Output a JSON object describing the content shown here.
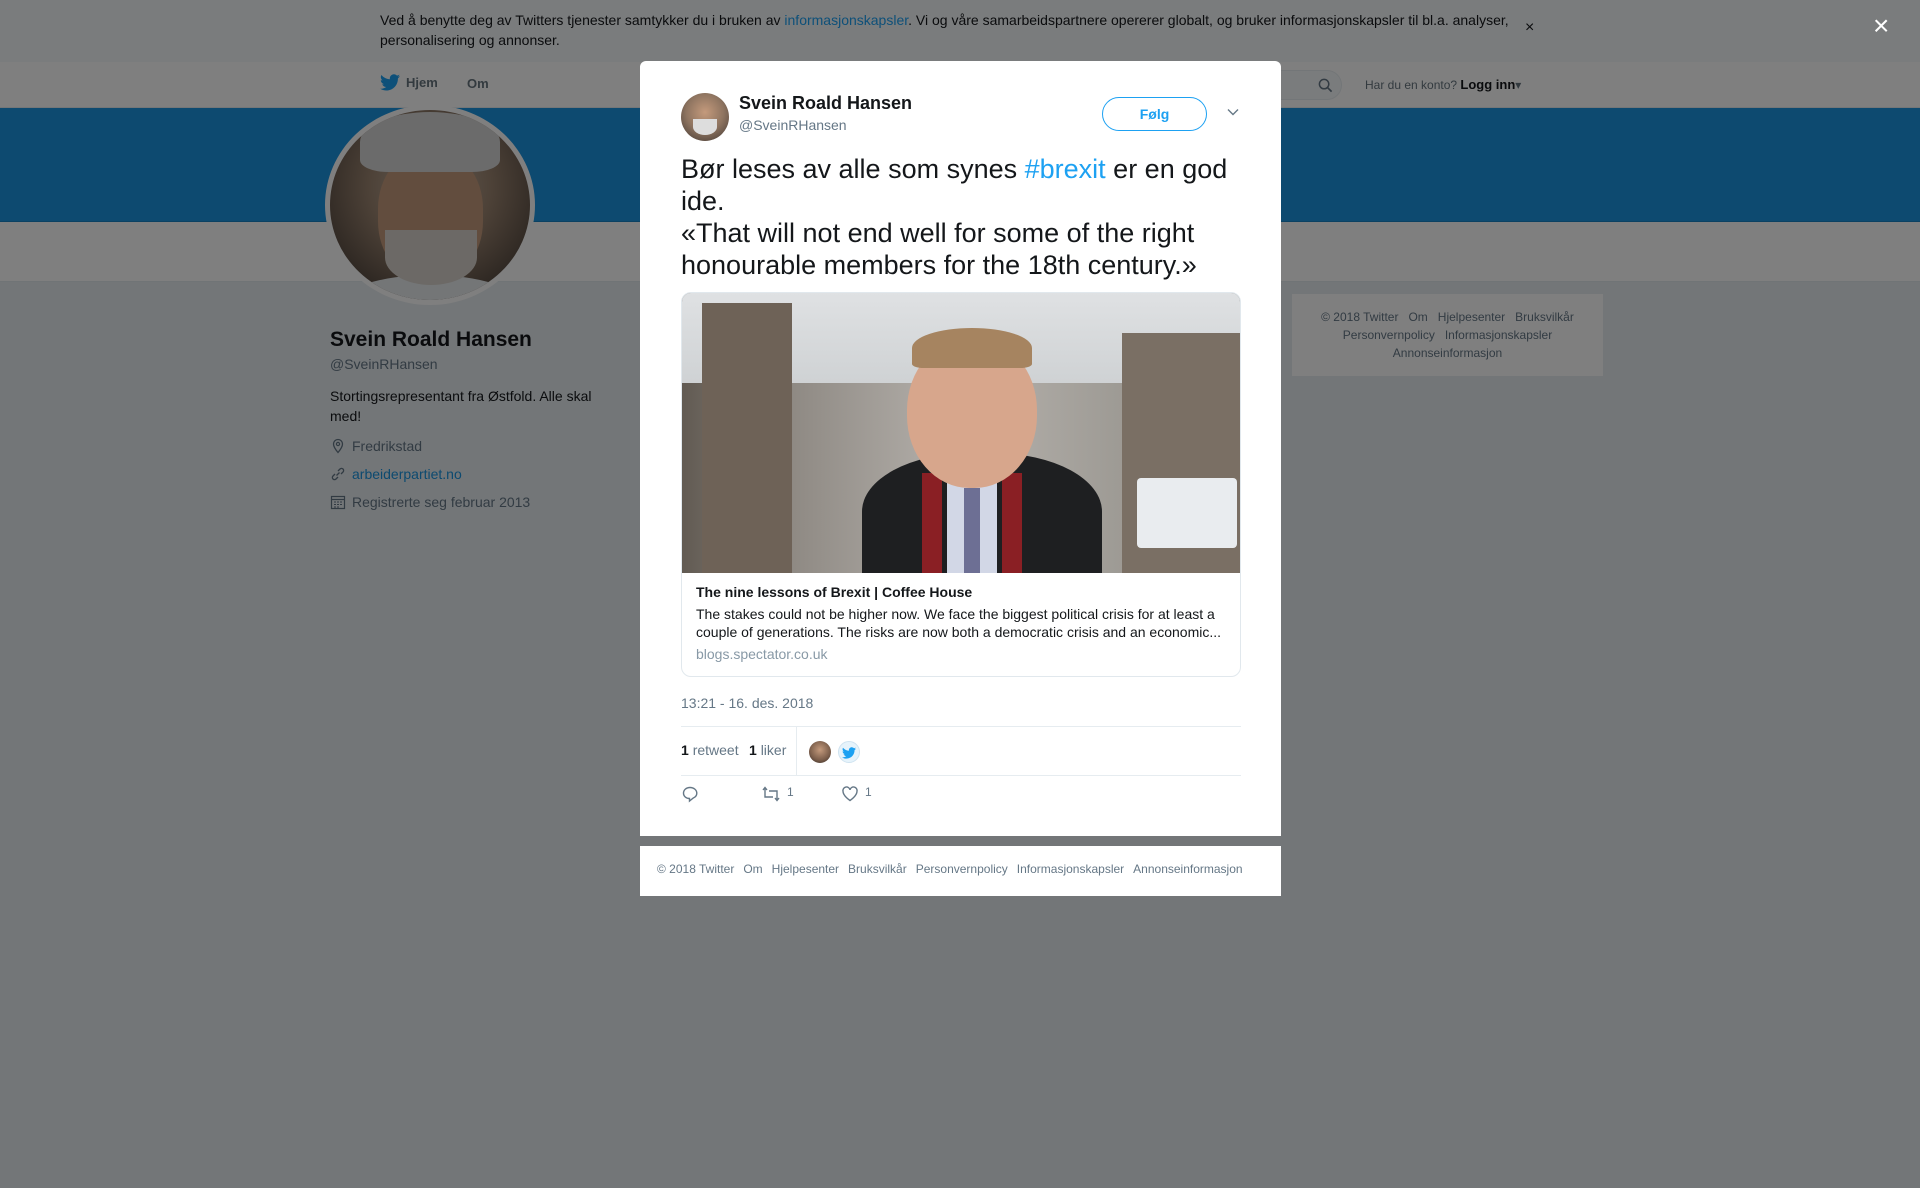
{
  "cookie": {
    "text_before": "Ved å benytte deg av Twitters tjenester samtykker du i bruken av ",
    "link": "informasjonskapsler",
    "text_after": ". Vi og våre samarbeidspartnere opererer globalt, og bruker informasjonskapsler til bl.a. analyser, personalisering og annonser.",
    "close": "×"
  },
  "nav": {
    "home": "Hjem",
    "about": "Om",
    "login_prompt": "Har du en konto?",
    "login": "Logg inn"
  },
  "profile": {
    "name": "Svein Roald Hansen",
    "handle": "@SveinRHansen",
    "bio": "Stortingsrepresentant fra Østfold. Alle skal med!",
    "location": "Fredrikstad",
    "website": "arbeiderpartiet.no",
    "joined": "Registrerte seg februar 2013"
  },
  "side_footer": {
    "items": [
      "© 2018 Twitter",
      "Om",
      "Hjelpesenter",
      "Bruksvilkår",
      "Personvernpolicy",
      "Informasjonskapsler",
      "Annonseinformasjon"
    ]
  },
  "overlay_close": "×",
  "tweet": {
    "name": "Svein Roald Hansen",
    "handle": "@SveinRHansen",
    "follow": "Følg",
    "text_before": "Bør leses av alle som synes ",
    "hashtag": "#brexit",
    "text_after": " er en god ide.\n«That will not end well for some of the right honourable members for the 18th century.»",
    "card": {
      "title": "The nine lessons of Brexit | Coffee House",
      "description": "The stakes could not be higher now. We face the biggest political crisis for at least a couple of generations. The risks are now both a democratic crisis and an economic...",
      "url": "blogs.spectator.co.uk"
    },
    "timestamp": "13:21 - 16. des. 2018",
    "retweets_count": "1",
    "retweets_label": "retweet",
    "likes_count": "1",
    "likes_label": "liker",
    "reply_count": "",
    "retweet_action_count": "1",
    "like_action_count": "1"
  },
  "modal_footer": {
    "items": [
      "© 2018 Twitter",
      "Om",
      "Hjelpesenter",
      "Bruksvilkår",
      "Personvernpolicy",
      "Informasjonskapsler",
      "Annonseinformasjon"
    ]
  },
  "colors": {
    "brand_blue": "#1da1f2",
    "banner_blue": "#1b95e0",
    "overlay": "rgba(0,0,0,0.5)"
  },
  "icons": [
    "twitter-bird-icon",
    "search-icon",
    "location-icon",
    "link-icon",
    "calendar-icon",
    "chevron-down-icon",
    "reply-icon",
    "retweet-icon",
    "heart-icon",
    "close-icon"
  ]
}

_What you are asked to do_
Retype the whole listing, keeping every line identical and omitting all pictures.

_Output of the exercise_
Output a JSON object describing the content shown here.
{
  "cookie": {
    "text_before": "Ved å benytte deg av Twitters tjenester samtykker du i bruken av ",
    "link": "informasjonskapsler",
    "text_after": ". Vi og våre samarbeidspartnere opererer globalt, og bruker informasjonskapsler til bl.a. analyser, personalisering og annonser.",
    "close": "×"
  },
  "nav": {
    "home": "Hjem",
    "about": "Om",
    "login_prompt": "Har du en konto?",
    "login": "Logg inn"
  },
  "profile": {
    "name": "Svein Roald Hansen",
    "handle": "@SveinRHansen",
    "bio": "Stortingsrepresentant fra Østfold. Alle skal med!",
    "location": "Fredrikstad",
    "website": "arbeiderpartiet.no",
    "joined": "Registrerte seg februar 2013"
  },
  "side_footer": {
    "items": [
      "© 2018 Twitter",
      "Om",
      "Hjelpesenter",
      "Bruksvilkår",
      "Personvernpolicy",
      "Informasjonskapsler",
      "Annonseinformasjon"
    ]
  },
  "overlay_close": "×",
  "tweet": {
    "name": "Svein Roald Hansen",
    "handle": "@SveinRHansen",
    "follow": "Følg",
    "text_before": "Bør leses av alle som synes ",
    "hashtag": "#brexit",
    "text_after": " er en god ide.\n«That will not end well for some of the right honourable members for the 18th century.»",
    "card": {
      "title": "The nine lessons of Brexit | Coffee House",
      "description": "The stakes could not be higher now. We face the biggest political crisis for at least a couple of generations. The risks are now both a democratic crisis and an economic...",
      "url": "blogs.spectator.co.uk"
    },
    "timestamp": "13:21 - 16. des. 2018",
    "retweets_count": "1",
    "retweets_label": "retweet",
    "likes_count": "1",
    "likes_label": "liker",
    "reply_count": "",
    "retweet_action_count": "1",
    "like_action_count": "1"
  },
  "modal_footer": {
    "items": [
      "© 2018 Twitter",
      "Om",
      "Hjelpesenter",
      "Bruksvilkår",
      "Personvernpolicy",
      "Informasjonskapsler",
      "Annonseinformasjon"
    ]
  },
  "colors": {
    "brand_blue": "#1da1f2",
    "banner_blue": "#1b95e0",
    "overlay": "rgba(0,0,0,0.5)"
  },
  "icons": [
    "twitter-bird-icon",
    "search-icon",
    "location-icon",
    "link-icon",
    "calendar-icon",
    "chevron-down-icon",
    "reply-icon",
    "retweet-icon",
    "heart-icon",
    "close-icon"
  ]
}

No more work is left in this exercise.